## Start Material for this task

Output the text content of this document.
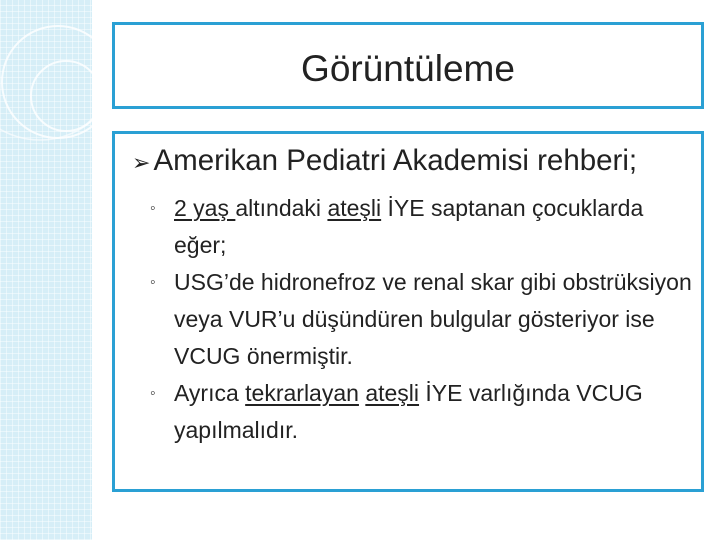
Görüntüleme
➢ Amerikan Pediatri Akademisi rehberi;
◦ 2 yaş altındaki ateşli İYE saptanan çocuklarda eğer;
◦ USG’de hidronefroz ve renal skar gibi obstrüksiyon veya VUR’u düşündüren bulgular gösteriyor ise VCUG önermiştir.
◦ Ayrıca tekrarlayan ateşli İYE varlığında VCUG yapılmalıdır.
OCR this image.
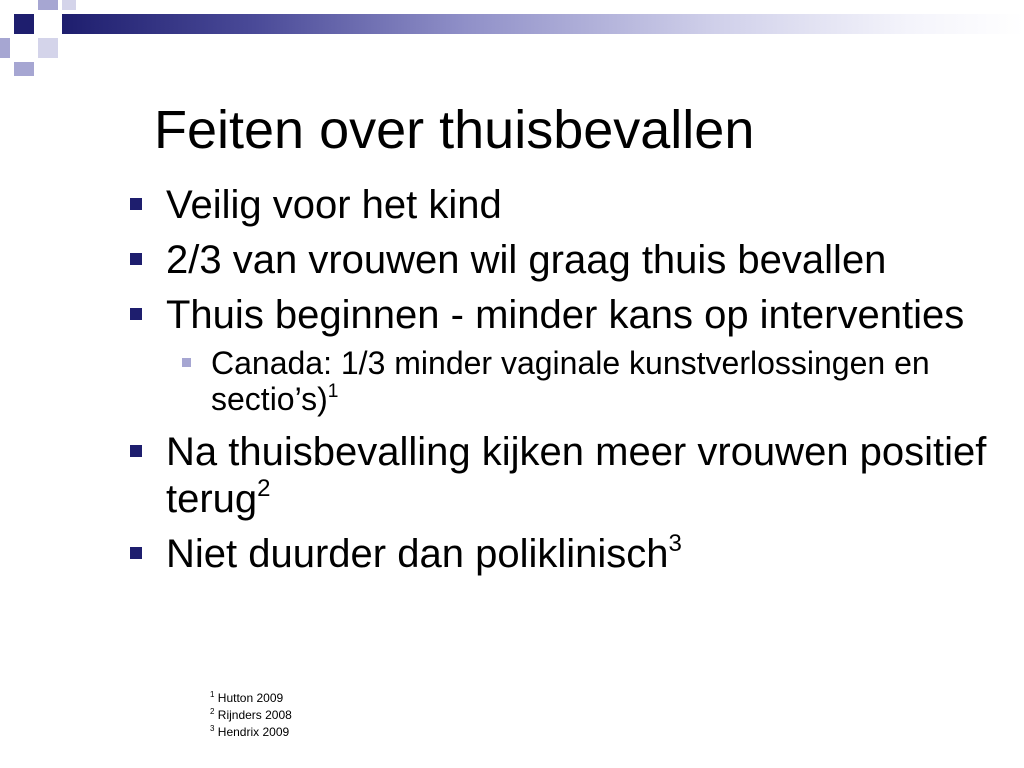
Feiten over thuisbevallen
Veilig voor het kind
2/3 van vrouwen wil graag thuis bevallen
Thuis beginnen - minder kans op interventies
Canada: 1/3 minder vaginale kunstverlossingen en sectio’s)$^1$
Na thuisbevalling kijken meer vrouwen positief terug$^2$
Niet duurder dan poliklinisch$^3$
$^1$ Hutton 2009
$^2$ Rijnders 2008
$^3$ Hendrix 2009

## End Material for this task
## Start Material for this task

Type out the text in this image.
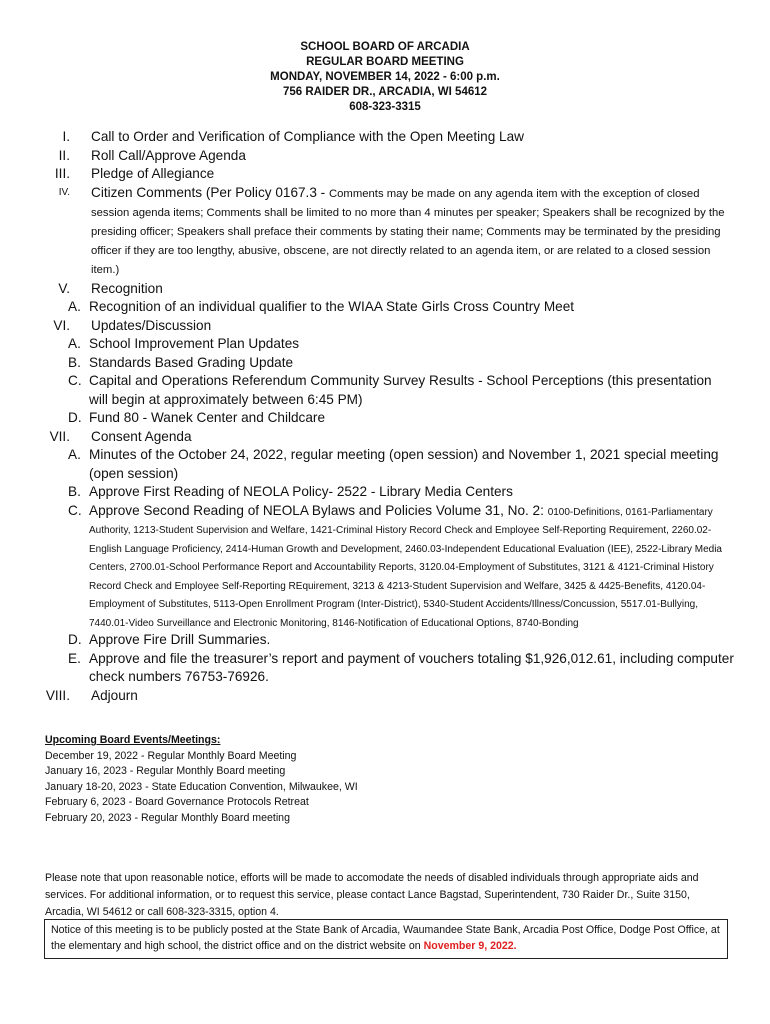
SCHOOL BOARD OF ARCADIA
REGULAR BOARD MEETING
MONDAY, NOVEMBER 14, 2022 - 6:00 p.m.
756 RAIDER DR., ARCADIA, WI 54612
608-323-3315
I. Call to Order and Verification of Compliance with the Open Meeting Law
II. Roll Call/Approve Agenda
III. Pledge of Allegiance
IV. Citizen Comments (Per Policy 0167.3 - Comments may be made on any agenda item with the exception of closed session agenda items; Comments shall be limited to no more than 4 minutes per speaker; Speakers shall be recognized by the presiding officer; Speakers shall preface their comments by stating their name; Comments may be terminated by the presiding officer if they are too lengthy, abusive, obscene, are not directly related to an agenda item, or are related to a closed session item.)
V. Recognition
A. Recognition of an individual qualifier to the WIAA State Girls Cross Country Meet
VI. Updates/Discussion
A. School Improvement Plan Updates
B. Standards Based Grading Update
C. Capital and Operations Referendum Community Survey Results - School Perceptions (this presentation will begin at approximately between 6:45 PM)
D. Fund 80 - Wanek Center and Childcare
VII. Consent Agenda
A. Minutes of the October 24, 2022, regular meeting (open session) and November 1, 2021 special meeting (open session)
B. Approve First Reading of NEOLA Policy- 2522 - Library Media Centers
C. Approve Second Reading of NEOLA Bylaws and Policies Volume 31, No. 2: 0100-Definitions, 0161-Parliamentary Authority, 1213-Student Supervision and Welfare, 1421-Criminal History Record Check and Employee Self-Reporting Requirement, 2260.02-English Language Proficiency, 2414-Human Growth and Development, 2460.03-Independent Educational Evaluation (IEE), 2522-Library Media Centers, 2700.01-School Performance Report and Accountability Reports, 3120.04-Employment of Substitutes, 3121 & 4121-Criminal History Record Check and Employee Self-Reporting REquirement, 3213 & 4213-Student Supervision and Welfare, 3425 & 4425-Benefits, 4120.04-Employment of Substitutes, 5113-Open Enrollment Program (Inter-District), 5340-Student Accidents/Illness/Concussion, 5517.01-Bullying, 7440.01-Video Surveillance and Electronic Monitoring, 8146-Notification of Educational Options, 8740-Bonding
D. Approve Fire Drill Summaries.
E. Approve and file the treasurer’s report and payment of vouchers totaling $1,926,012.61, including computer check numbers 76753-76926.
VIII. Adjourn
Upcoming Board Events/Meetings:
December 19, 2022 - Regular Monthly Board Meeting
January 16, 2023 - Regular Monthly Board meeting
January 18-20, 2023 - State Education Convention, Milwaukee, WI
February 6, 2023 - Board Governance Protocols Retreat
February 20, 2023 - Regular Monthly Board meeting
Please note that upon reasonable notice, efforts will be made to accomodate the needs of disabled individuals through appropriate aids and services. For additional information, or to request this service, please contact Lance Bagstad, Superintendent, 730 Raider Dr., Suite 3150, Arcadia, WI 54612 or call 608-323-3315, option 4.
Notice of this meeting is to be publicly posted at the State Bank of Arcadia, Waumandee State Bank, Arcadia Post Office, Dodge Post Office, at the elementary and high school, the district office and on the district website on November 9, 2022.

## End Material for this task

• Work to complete
Working from the entries above, return all lines that contain "ateşli".

• Answer in full
◦ 2 yaş altındaki ateşli İYE saptanan çocuklarda eğer;
◦ Ayrıca tekrarlayan ateşli İYE varlığında VCUG yapılmalıdır.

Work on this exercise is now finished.